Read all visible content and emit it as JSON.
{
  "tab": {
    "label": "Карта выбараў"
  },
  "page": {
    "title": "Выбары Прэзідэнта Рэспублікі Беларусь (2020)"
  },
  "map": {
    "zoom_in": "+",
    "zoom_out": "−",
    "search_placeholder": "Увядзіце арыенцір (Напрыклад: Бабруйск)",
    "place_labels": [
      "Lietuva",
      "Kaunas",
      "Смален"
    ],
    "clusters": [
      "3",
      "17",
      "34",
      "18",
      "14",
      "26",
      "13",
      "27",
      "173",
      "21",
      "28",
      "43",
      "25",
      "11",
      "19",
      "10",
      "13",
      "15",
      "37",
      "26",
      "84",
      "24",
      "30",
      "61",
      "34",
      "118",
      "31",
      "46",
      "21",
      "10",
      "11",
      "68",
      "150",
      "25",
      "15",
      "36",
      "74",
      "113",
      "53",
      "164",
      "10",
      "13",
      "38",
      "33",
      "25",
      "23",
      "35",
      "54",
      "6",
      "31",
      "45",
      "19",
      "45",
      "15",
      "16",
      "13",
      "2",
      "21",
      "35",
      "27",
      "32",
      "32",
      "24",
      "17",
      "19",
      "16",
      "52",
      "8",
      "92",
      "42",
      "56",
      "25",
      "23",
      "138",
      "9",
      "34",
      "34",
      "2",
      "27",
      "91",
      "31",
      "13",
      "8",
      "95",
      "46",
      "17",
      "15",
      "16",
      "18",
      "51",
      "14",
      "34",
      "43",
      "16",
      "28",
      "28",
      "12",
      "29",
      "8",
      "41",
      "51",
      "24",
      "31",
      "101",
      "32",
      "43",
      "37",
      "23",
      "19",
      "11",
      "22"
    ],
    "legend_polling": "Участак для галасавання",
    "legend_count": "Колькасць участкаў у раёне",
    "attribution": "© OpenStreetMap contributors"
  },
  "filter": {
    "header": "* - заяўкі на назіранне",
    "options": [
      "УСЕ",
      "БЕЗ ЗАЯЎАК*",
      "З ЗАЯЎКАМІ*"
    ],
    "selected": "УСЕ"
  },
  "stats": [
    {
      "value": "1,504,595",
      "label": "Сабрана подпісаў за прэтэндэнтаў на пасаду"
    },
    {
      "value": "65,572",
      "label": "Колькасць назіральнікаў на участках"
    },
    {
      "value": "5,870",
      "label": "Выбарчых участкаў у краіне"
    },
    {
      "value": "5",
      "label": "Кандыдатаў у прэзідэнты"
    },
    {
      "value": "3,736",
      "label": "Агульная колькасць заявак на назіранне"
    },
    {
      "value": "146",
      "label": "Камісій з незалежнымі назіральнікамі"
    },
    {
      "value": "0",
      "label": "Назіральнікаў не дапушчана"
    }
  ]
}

------------------------------------------------------------

▸ Your task
Extract the entries above verbatim.

▸ Exercise response
Read all visible content and emit it as JSON.
{
  "tab": {
    "label": "Карта выбараў"
  },
  "page": {
    "title": "Выбары Прэзідэнта Рэспублікі Беларусь (2020)"
  },
  "map": {
    "zoom_in": "+",
    "zoom_out": "−",
    "search_placeholder": "Увядзіце арыенцір (Напрыклад: Бабруйск)",
    "place_labels": [
      "Lietuva",
      "Kaunas",
      "Смален"
    ],
    "clusters": [
      "3",
      "17",
      "34",
      "18",
      "14",
      "26",
      "13",
      "27",
      "173",
      "21",
      "28",
      "43",
      "25",
      "11",
      "19",
      "10",
      "13",
      "15",
      "37",
      "26",
      "84",
      "24",
      "30",
      "61",
      "34",
      "118",
      "31",
      "46",
      "21",
      "10",
      "11",
      "68",
      "150",
      "25",
      "15",
      "36",
      "74",
      "113",
      "53",
      "164",
      "10",
      "13",
      "38",
      "33",
      "25",
      "23",
      "35",
      "54",
      "6",
      "31",
      "45",
      "19",
      "45",
      "15",
      "16",
      "13",
      "2",
      "21",
      "35",
      "27",
      "32",
      "32",
      "24",
      "17",
      "19",
      "16",
      "52",
      "8",
      "92",
      "42",
      "56",
      "25",
      "23",
      "138",
      "9",
      "34",
      "34",
      "2",
      "27",
      "91",
      "31",
      "13",
      "8",
      "95",
      "46",
      "17",
      "15",
      "16",
      "18",
      "51",
      "14",
      "34",
      "43",
      "16",
      "28",
      "28",
      "12",
      "29",
      "8",
      "41",
      "51",
      "24",
      "31",
      "101",
      "32",
      "43",
      "37",
      "23",
      "19",
      "11",
      "22"
    ],
    "legend_polling": "Участак для галасавання",
    "legend_count": "Колькасць участкаў у раёне",
    "attribution": "© OpenStreetMap contributors"
  },
  "filter": {
    "header": "* - заяўкі на назіранне",
    "options": [
      "УСЕ",
      "БЕЗ ЗАЯЎАК*",
      "З ЗАЯЎКАМІ*"
    ],
    "selected": "УСЕ"
  },
  "stats": [
    {
      "value": "1,504,595",
      "label": "Сабрана подпісаў за прэтэндэнтаў на пасаду"
    },
    {
      "value": "65,572",
      "label": "Колькасць назіральнікаў на участках"
    },
    {
      "value": "5,870",
      "label": "Выбарчых участкаў у краіне"
    },
    {
      "value": "5",
      "label": "Кандыдатаў у прэзідэнты"
    },
    {
      "value": "3,736",
      "label": "Агульная колькасць заявак на назіранне"
    },
    {
      "value": "146",
      "label": "Камісій з незалежнымі назіральнікамі"
    },
    {
      "value": "0",
      "label": "Назіральнікаў не дапушчана"
    }
  ]
}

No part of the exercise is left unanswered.